Aim of the task:
Copy all of the material exactly. Pictures are not to appear in the copy.
----- Entries -----
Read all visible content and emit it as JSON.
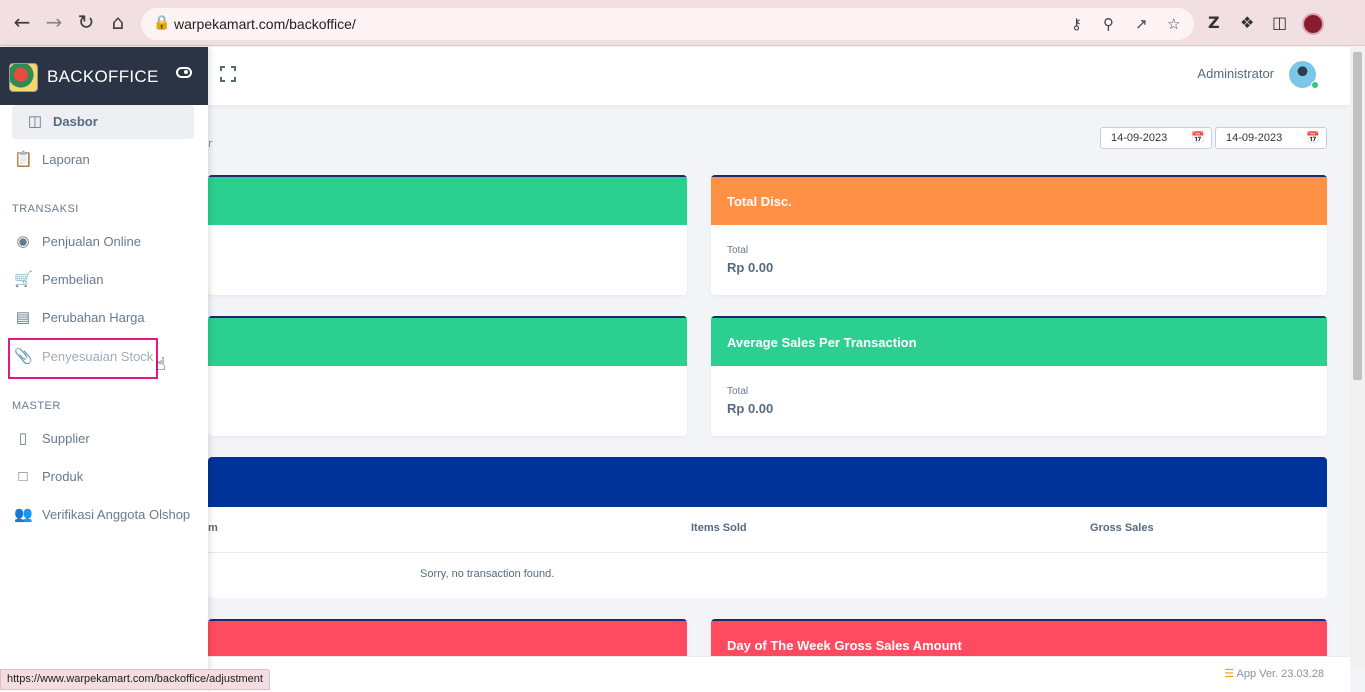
{
  "browser": {
    "url": "warpekamart.com/backoffice/",
    "status_link": "https://www.warpekamart.com/backoffice/adjustment"
  },
  "sidebar": {
    "brand": "BACKOFFICE",
    "items": [
      {
        "label": "Dasbor",
        "icon": "dashboard-icon"
      },
      {
        "label": "Laporan",
        "icon": "clipboard-icon"
      }
    ],
    "section_transaksi": "TRANSAKSI",
    "transaksi_items": [
      {
        "label": "Penjualan Online",
        "icon": "broadcast-icon"
      },
      {
        "label": "Pembelian",
        "icon": "cart-icon"
      },
      {
        "label": "Perubahan Harga",
        "icon": "calculator-icon"
      },
      {
        "label": "Penyesuaian Stock",
        "icon": "paperclip-icon"
      }
    ],
    "section_master": "MASTER",
    "master_items": [
      {
        "label": "Supplier",
        "icon": "book-icon"
      },
      {
        "label": "Produk",
        "icon": "box-icon"
      },
      {
        "label": "Verifikasi Anggota Olshop",
        "icon": "users-icon"
      }
    ]
  },
  "topbar": {
    "user": "Administrator"
  },
  "filters": {
    "date_from": "14-09-2023",
    "date_to": "14-09-2023",
    "stray_text": "r"
  },
  "cards": {
    "total_disc": {
      "title": "Total Disc.",
      "label": "Total",
      "value": "Rp 0.00"
    },
    "avg_sales": {
      "title": "Average Sales Per Transaction",
      "label": "Total",
      "value": "Rp 0.00"
    },
    "day_of_week": {
      "title": "Day of The Week Gross Sales Amount"
    }
  },
  "table": {
    "col_item": "m",
    "col_sold": "Items Sold",
    "col_gross": "Gross Sales",
    "empty": "Sorry, no transaction found."
  },
  "footer": {
    "version": "App Ver. 23.03.28"
  },
  "colors": {
    "green": "#2bd091",
    "orange": "#ff9147",
    "red": "#ff4b5f",
    "navy": "#003399",
    "sidebar_head": "#2b3445",
    "highlight": "#e6177e"
  }
}
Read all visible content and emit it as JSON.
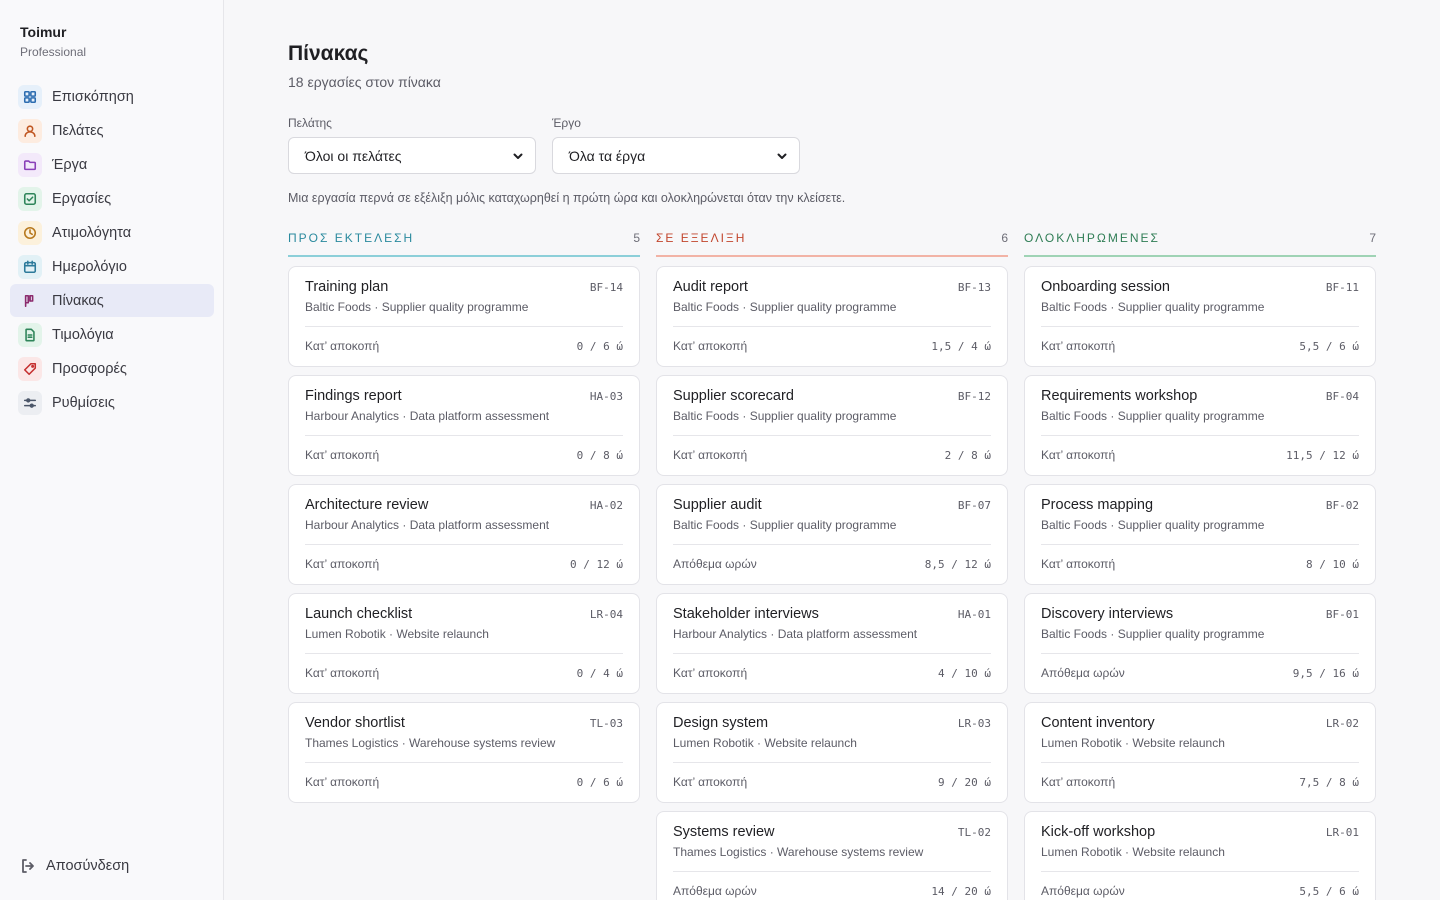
-----
Reply:
Read all visible content and emit it as JSON.
{
  "browser": {
    "url": "warpekamart.com/backoffice/",
    "status_link": "https://www.warpekamart.com/backoffice/adjustment"
  },
  "sidebar": {
    "brand": "BACKOFFICE",
    "items": [
      {
        "label": "Dasbor",
        "icon": "dashboard-icon"
      },
      {
        "label": "Laporan",
        "icon": "clipboard-icon"
      }
    ],
    "section_transaksi": "TRANSAKSI",
    "transaksi_items": [
      {
        "label": "Penjualan Online",
        "icon": "broadcast-icon"
      },
      {
        "label": "Pembelian",
        "icon": "cart-icon"
      },
      {
        "label": "Perubahan Harga",
        "icon": "calculator-icon"
      },
      {
        "label": "Penyesuaian Stock",
        "icon": "paperclip-icon"
      }
    ],
    "section_master": "MASTER",
    "master_items": [
      {
        "label": "Supplier",
        "icon": "book-icon"
      },
      {
        "label": "Produk",
        "icon": "box-icon"
      },
      {
        "label": "Verifikasi Anggota Olshop",
        "icon": "users-icon"
      }
    ]
  },
  "topbar": {
    "user": "Administrator"
  },
  "filters": {
    "date_from": "14-09-2023",
    "date_to": "14-09-2023",
    "stray_text": "r"
  },
  "cards": {
    "total_disc": {
      "title": "Total Disc.",
      "label": "Total",
      "value": "Rp 0.00"
    },
    "avg_sales": {
      "title": "Average Sales Per Transaction",
      "label": "Total",
      "value": "Rp 0.00"
    },
    "day_of_week": {
      "title": "Day of The Week Gross Sales Amount"
    }
  },
  "table": {
    "col_item": "m",
    "col_sold": "Items Sold",
    "col_gross": "Gross Sales",
    "empty": "Sorry, no transaction found."
  },
  "footer": {
    "version": "App Ver. 23.03.28"
  },
  "colors": {
    "green": "#2bd091",
    "orange": "#ff9147",
    "red": "#ff4b5f",
    "navy": "#003399",
    "sidebar_head": "#2b3445",
    "highlight": "#e6177e"
  }
}
Read all visible content and emit it as JSON.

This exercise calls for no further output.